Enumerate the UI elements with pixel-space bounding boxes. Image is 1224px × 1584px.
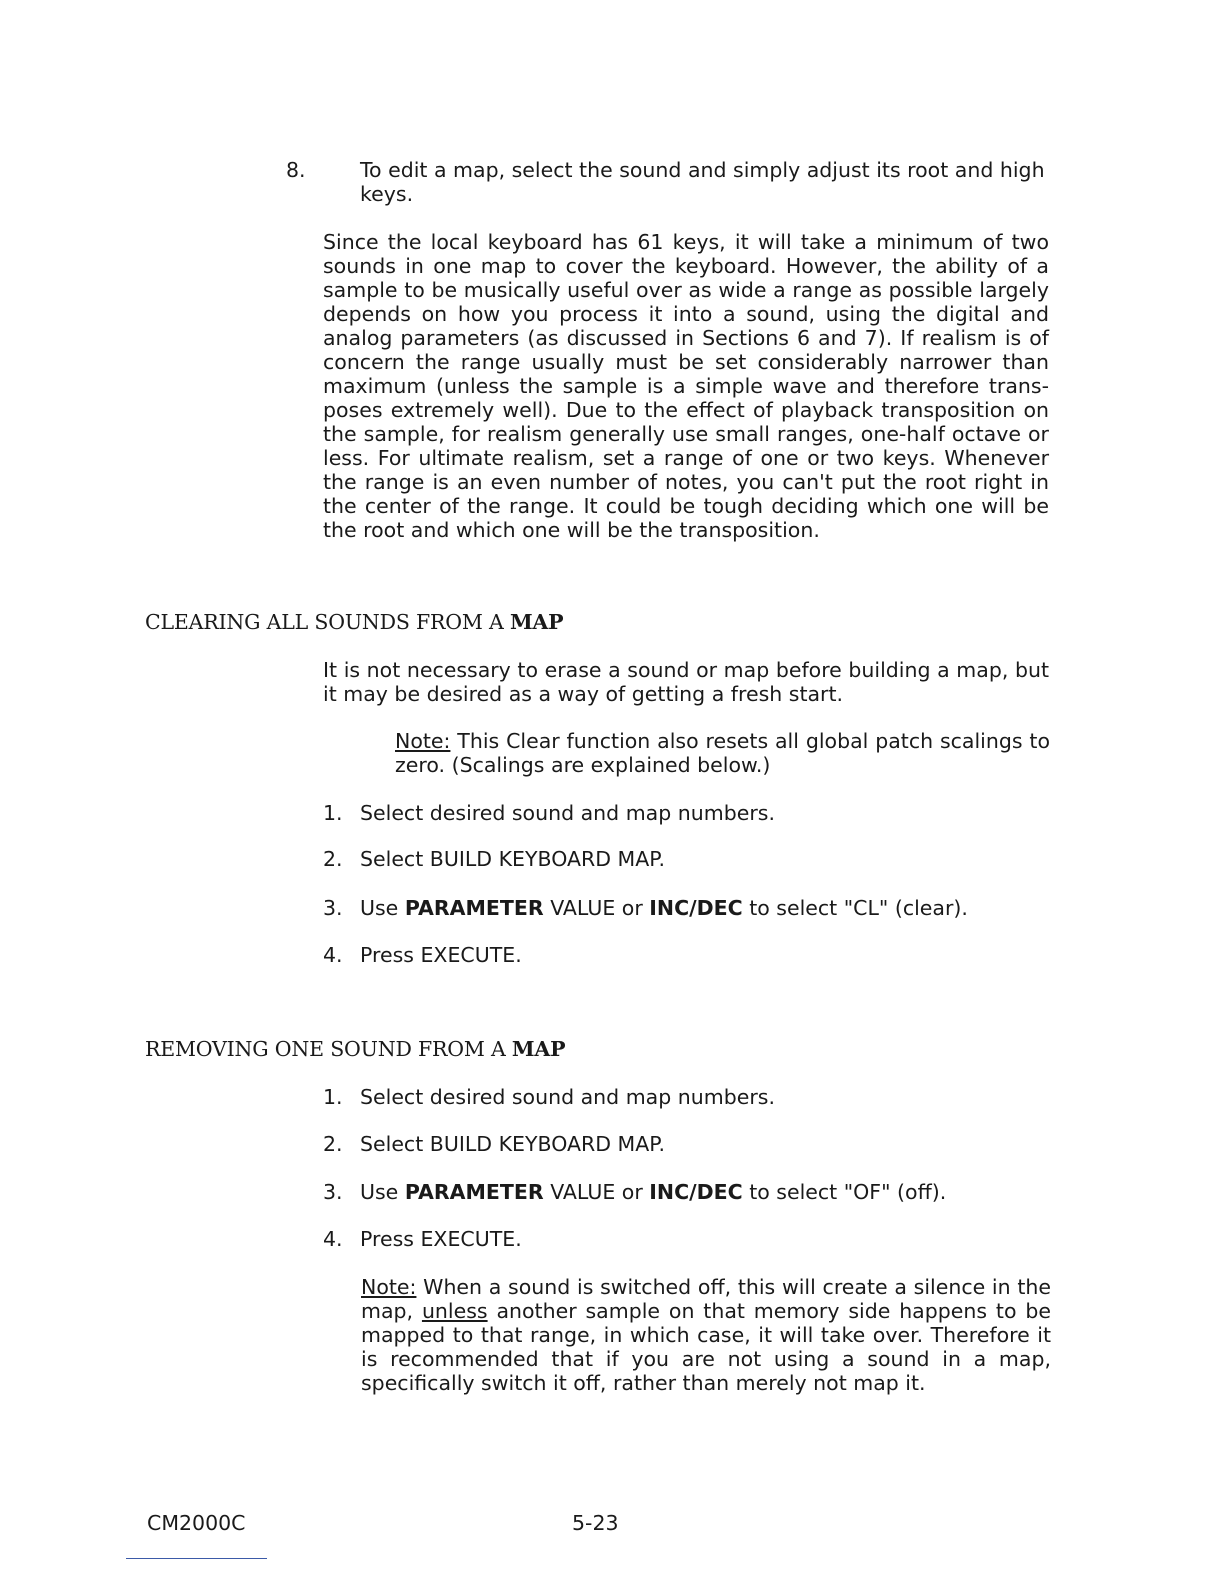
note (395, 729, 1050, 777)
step-bold-text: INC/DEC (649, 1180, 743, 1204)
step-bold-text: INC/DEC (649, 896, 743, 920)
page-number: 5-23 (572, 1511, 619, 1535)
step-text: to select "OF" (off). (742, 1180, 947, 1204)
note (361, 1275, 1051, 1395)
note-text: another sample on that memory side happens to be mapped to that range, in which case, it will take over. Therefore it is recommended that if you are not using a sound in a map, specifically switch it off, rather than merely not map it. (361, 1299, 1051, 1395)
list-number: 8. (286, 158, 306, 182)
section-heading (145, 610, 563, 634)
step-text: Press EXECUTE. (360, 943, 522, 967)
step-item (323, 1227, 1049, 1251)
step-number: 4. (323, 1227, 343, 1251)
heading-text: CLEARING ALL SOUNDS FROM A (145, 610, 510, 634)
section-intro: It is not necessary to erase a sound or map before building a map, but it may be desired as a way of getting a fresh start. (323, 658, 1049, 706)
note-emphasis: unless (421, 1299, 488, 1323)
body-paragraph: Since the local keyboard has 61 keys, it will take a minimum of two sounds in one map to cover the keyboard. However, the ability of a sample to be musically useful over as wide a range as possible largely depends on how you process it into a sound, using the digital and analog parameters (as discussed in Sections 6 and 7). If realism is of concern the range usually must be set considerably narrower than maximum (unless the sample is a simple wave and therefore trans-poses extremely well). Due to the effect of playback transposition on the sample, for realism generally use small ranges, one-half octave or less. For ultimate realism, set a range of one or two keys. Whenever the range is an even number of notes, you can't put the root right in the center of the range. It could be tough deciding which one will be the root and which one will be the transposition. (323, 230, 1049, 542)
note-label: Note: (395, 729, 451, 753)
step-number: 4. (323, 943, 343, 967)
list-item (286, 158, 1086, 206)
step-text: Select desired sound and map numbers. (360, 801, 775, 825)
step-number: 2. (323, 847, 343, 871)
step-text: to select "CL" (clear). (742, 896, 968, 920)
step-text: Use (360, 1180, 405, 1204)
list-text: To edit a map, select the sound and simply adjust its root and high keys. (360, 158, 1045, 206)
note-text: This Clear function also resets all global patch scalings to zero. (Scalings are explained below.) (395, 729, 1050, 777)
footer-rule (126, 1558, 267, 1559)
note-text: When a sound is switched off, this will create a silence in the map, (361, 1275, 1051, 1323)
step-item (323, 1180, 1049, 1204)
heading-bold-text: MAP (509, 610, 564, 634)
note-label: Note: (361, 1275, 417, 1299)
step-text: Select BUILD KEYBOARD MAP. (360, 1132, 665, 1156)
footer-doc-code: CM2000C (147, 1511, 246, 1535)
step-item (323, 1132, 1049, 1156)
section-heading (145, 1037, 565, 1061)
step-text: VALUE or (543, 1180, 650, 1204)
step-item (323, 801, 1049, 825)
step-text: Use (360, 896, 405, 920)
step-bold-text: PARAMETER (404, 1180, 544, 1204)
step-item (323, 847, 1049, 871)
step-text: Select BUILD KEYBOARD MAP. (360, 847, 665, 871)
step-text: VALUE or (543, 896, 650, 920)
step-item (323, 1085, 1049, 1109)
step-bold-text: PARAMETER (404, 896, 544, 920)
step-number: 1. (323, 801, 343, 825)
step-item (323, 943, 1049, 967)
heading-bold-text: MAP (511, 1037, 566, 1061)
step-text: Select desired sound and map numbers. (360, 1085, 775, 1109)
step-item (323, 896, 1049, 920)
step-number: 2. (323, 1132, 343, 1156)
step-number: 3. (323, 1180, 343, 1204)
step-number: 1. (323, 1085, 343, 1109)
heading-text: REMOVING ONE SOUND FROM A (145, 1037, 512, 1061)
step-text: Press EXECUTE. (360, 1227, 522, 1251)
step-number: 3. (323, 896, 343, 920)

#####

* _BRIEF_
Find each line in the listing that contains the word "Press", and copy those lines.

* _SOLUTION TO THIS PROBLEM_
step-text: Press EXECUTE. (360, 943, 522, 967)
step-text: Press EXECUTE. (360, 1227, 522, 1251)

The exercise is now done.